====== GIVEN DATA ======

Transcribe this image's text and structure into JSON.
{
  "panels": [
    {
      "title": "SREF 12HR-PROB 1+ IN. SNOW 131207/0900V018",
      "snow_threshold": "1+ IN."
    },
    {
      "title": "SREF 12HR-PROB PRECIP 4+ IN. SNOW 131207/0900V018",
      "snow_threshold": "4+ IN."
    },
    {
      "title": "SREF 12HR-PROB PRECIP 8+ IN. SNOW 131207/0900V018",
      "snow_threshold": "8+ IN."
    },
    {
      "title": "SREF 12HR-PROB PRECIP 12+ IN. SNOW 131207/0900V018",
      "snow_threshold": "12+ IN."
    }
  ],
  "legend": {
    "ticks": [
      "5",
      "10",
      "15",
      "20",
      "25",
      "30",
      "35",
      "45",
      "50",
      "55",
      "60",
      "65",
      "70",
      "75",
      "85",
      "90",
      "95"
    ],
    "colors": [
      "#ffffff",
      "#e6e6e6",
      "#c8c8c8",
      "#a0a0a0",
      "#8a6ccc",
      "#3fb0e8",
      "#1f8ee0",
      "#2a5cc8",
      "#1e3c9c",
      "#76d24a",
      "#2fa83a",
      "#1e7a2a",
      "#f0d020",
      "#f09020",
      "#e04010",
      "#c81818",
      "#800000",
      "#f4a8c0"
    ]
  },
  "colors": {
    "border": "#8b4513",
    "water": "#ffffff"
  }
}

======
====== GIVEN DATA ======

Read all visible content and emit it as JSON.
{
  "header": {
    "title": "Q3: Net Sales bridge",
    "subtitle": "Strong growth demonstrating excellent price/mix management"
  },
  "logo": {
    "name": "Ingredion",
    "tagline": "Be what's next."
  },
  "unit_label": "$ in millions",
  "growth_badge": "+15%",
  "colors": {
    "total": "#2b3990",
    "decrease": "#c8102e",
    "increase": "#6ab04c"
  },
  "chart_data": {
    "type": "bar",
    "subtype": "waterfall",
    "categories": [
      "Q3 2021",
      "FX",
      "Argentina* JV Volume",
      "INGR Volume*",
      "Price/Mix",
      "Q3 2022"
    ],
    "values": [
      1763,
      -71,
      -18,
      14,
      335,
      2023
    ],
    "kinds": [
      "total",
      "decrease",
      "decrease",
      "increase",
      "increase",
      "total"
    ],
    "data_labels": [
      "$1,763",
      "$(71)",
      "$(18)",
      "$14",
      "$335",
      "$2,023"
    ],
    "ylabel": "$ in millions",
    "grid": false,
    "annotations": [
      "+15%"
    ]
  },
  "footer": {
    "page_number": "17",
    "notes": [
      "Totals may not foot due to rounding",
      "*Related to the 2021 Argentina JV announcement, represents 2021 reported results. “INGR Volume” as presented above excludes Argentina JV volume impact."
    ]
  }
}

======

* PROBLEM REQUIREMENTS *
Find the word "millions" in the material, then list each line that holds it.

* RESULT *
  "unit_label": "$ in millions",
    "ylabel": "$ in millions",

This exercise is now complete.